Render every line of the material below as a numbered list, skipping blank lines and omitting the pictures.
● ● ● ●
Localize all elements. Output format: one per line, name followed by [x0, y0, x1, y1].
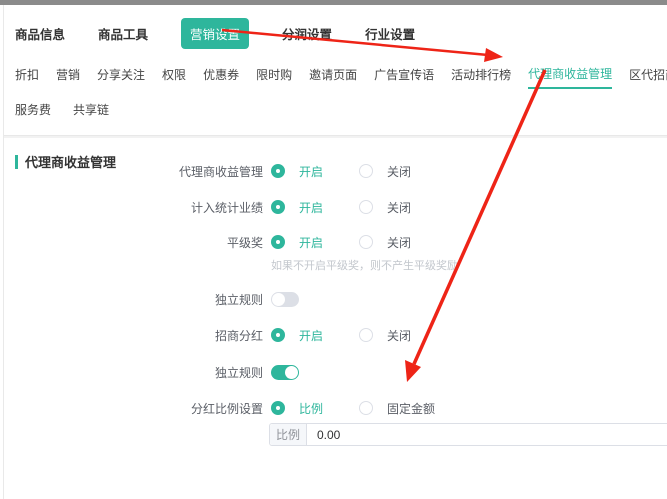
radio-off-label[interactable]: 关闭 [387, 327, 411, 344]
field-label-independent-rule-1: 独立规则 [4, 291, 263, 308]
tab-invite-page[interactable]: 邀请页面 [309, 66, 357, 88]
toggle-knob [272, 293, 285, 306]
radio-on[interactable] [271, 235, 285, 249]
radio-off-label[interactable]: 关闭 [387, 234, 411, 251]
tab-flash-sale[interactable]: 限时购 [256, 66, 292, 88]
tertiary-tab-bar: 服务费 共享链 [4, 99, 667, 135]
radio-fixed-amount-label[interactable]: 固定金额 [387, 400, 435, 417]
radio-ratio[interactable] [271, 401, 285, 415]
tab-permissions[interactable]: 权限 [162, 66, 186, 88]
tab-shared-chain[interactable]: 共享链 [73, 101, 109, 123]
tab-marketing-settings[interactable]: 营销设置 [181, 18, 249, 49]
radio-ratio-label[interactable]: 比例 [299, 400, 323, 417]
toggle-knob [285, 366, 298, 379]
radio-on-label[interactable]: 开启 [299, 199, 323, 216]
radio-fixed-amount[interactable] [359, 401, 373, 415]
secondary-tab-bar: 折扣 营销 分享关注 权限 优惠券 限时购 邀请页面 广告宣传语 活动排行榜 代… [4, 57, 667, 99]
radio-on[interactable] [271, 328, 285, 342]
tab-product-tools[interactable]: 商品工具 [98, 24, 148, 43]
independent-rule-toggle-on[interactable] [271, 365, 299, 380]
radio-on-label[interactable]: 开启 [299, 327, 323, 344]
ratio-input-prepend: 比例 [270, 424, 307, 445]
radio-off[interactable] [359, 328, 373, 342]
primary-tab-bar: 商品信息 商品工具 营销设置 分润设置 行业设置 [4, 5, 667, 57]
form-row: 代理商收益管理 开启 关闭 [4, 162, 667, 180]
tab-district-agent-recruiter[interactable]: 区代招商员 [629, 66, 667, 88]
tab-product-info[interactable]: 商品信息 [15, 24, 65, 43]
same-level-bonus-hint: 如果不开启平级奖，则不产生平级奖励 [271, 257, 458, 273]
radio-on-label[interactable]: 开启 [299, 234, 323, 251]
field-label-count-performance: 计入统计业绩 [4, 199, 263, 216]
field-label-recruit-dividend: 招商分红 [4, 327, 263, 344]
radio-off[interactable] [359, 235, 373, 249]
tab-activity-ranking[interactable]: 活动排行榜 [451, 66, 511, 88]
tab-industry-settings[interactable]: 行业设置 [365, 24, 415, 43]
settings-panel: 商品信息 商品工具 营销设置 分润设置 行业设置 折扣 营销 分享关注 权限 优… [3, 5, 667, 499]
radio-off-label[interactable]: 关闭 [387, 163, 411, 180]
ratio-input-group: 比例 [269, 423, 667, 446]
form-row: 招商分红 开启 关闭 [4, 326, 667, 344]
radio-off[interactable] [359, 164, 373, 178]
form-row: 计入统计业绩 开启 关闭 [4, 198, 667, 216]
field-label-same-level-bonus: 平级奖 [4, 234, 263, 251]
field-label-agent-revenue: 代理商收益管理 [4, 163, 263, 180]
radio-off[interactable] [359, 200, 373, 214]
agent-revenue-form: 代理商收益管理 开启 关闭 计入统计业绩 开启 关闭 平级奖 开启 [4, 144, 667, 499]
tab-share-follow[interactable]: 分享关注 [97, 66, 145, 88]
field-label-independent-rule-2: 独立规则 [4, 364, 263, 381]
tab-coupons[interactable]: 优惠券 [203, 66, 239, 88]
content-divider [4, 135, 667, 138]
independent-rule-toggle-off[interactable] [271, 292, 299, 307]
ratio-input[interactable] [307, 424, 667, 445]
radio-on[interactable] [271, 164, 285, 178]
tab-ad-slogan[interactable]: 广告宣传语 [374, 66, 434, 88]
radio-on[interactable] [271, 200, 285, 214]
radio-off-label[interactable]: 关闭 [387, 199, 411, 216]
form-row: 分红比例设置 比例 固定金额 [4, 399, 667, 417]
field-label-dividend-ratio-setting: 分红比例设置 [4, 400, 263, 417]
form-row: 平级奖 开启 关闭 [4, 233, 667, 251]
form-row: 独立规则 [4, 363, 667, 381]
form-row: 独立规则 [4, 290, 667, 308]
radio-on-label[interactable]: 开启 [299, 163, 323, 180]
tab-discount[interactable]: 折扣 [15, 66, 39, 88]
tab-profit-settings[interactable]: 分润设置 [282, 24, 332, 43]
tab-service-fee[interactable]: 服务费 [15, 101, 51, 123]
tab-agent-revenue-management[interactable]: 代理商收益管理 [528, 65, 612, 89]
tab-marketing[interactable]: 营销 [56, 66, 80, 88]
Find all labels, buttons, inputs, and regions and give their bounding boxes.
● ● ● ●
# [Task result]
1. Localize all elements. Output format: one per line, name followed by [x0, y0, x1, y1].
2. radio-off-label[interactable]: 关闭 [387, 327, 411, 344]
3. field-label-independent-rule-1: 独立规则 [4, 291, 263, 308]
4. tab-invite-page[interactable]: 邀请页面 [309, 66, 357, 88]
5. toggle-knob [272, 293, 285, 306]
6. radio-on[interactable] [271, 235, 285, 249]
7. radio-off-label[interactable]: 关闭 [387, 234, 411, 251]
8. tab-flash-sale[interactable]: 限时购 [256, 66, 292, 88]
9. tertiary-tab-bar: 服务费 共享链 [4, 99, 667, 135]
10. radio-fixed-amount-label[interactable]: 固定金额 [387, 400, 435, 417]
11. radio-ratio[interactable] [271, 401, 285, 415]
12. tab-permissions[interactable]: 权限 [162, 66, 186, 88]
13. tab-shared-chain[interactable]: 共享链 [73, 101, 109, 123]
14. tab-marketing-settings[interactable]: 营销设置 [181, 18, 249, 49]
15. radio-ratio-label[interactable]: 比例 [299, 400, 323, 417]
16. toggle-knob [285, 366, 298, 379]
17. radio-on-label[interactable]: 开启 [299, 199, 323, 216]
18. radio-fixed-amount[interactable] [359, 401, 373, 415]
19. secondary-tab-bar: 折扣 营销 分享关注 权限 优惠券 限时购 邀请页面 广告宣传语 活动排行榜 代… [4, 57, 667, 99]
20. radio-on[interactable] [271, 328, 285, 342]
21. tab-product-tools[interactable]: 商品工具 [98, 24, 148, 43]
22. independent-rule-toggle-on[interactable] [271, 365, 299, 380]
23. radio-on-label[interactable]: 开启 [299, 327, 323, 344]
24. ratio-input-prepend: 比例 [270, 424, 307, 445]
25. radio-off[interactable] [359, 328, 373, 342]
26. primary-tab-bar: 商品信息 商品工具 营销设置 分润设置 行业设置 [4, 5, 667, 57]
27. form-row: 代理商收益管理 开启 关闭 [4, 162, 667, 180]
28. tab-district-agent-recruiter[interactable]: 区代招商员 [629, 66, 667, 88]
29. tab-product-info[interactable]: 商品信息 [15, 24, 65, 43]
30. same-level-bonus-hint: 如果不开启平级奖，则不产生平级奖励 [271, 257, 458, 273]
31. radio-on-label[interactable]: 开启 [299, 234, 323, 251]
32. field-label-count-performance: 计入统计业绩 [4, 199, 263, 216]
33. field-label-recruit-dividend: 招商分红 [4, 327, 263, 344]
34. radio-off[interactable] [359, 235, 373, 249]
35. tab-activity-ranking[interactable]: 活动排行榜 [451, 66, 511, 88]
36. tab-industry-settings[interactable]: 行业设置 [365, 24, 415, 43]
37. settings-panel: 商品信息 商品工具 营销设置 分润设置 行业设置 折扣 营销 分享关注 权限 优… [3, 5, 667, 499]
38. radio-off-label[interactable]: 关闭 [387, 163, 411, 180]
39. ratio-input-group: 比例 [269, 423, 667, 446]
40. form-row: 招商分红 开启 关闭 [4, 326, 667, 344]
41. radio-off[interactable] [359, 164, 373, 178]
42. form-row: 计入统计业绩 开启 关闭 [4, 198, 667, 216]
43. field-label-same-level-bonus: 平级奖 [4, 234, 263, 251]
44. field-label-agent-revenue: 代理商收益管理 [4, 163, 263, 180]
45. radio-off[interactable] [359, 200, 373, 214]
46. agent-revenue-form: 代理商收益管理 开启 关闭 计入统计业绩 开启 关闭 平级奖 开启 [4, 144, 667, 499]
47. tab-share-follow[interactable]: 分享关注 [97, 66, 145, 88]
48. field-label-independent-rule-2: 独立规则 [4, 364, 263, 381]
49. tab-coupons[interactable]: 优惠券 [203, 66, 239, 88]
50. content-divider [4, 135, 667, 138]
51. independent-rule-toggle-off[interactable] [271, 292, 299, 307]
52. ratio-input[interactable] [307, 424, 667, 445]
53. radio-on[interactable] [271, 164, 285, 178]
54. tab-ad-slogan[interactable]: 广告宣传语 [374, 66, 434, 88]
55. radio-on[interactable] [271, 200, 285, 214]
56. radio-off-label[interactable]: 关闭 [387, 199, 411, 216]
57. form-row: 分红比例设置 比例 固定金额 [4, 399, 667, 417]
58. field-label-dividend-ratio-setting: 分红比例设置 [4, 400, 263, 417]
59. form-row: 平级奖 开启 关闭 [4, 233, 667, 251]
60. form-row: 独立规则 [4, 363, 667, 381]
61. form-row: 独立规则 [4, 290, 667, 308]
62. radio-on-label[interactable]: 开启 [299, 163, 323, 180]
63. tab-discount[interactable]: 折扣 [15, 66, 39, 88]
64. tab-profit-settings[interactable]: 分润设置 [282, 24, 332, 43]
65. tab-service-fee[interactable]: 服务费 [15, 101, 51, 123]
66. tab-agent-revenue-management[interactable]: 代理商收益管理 [528, 65, 612, 89]
67. tab-marketing[interactable]: 营销 [56, 66, 80, 88]
68. Find all labels, buttons, inputs, and regions and give their bounding boxes.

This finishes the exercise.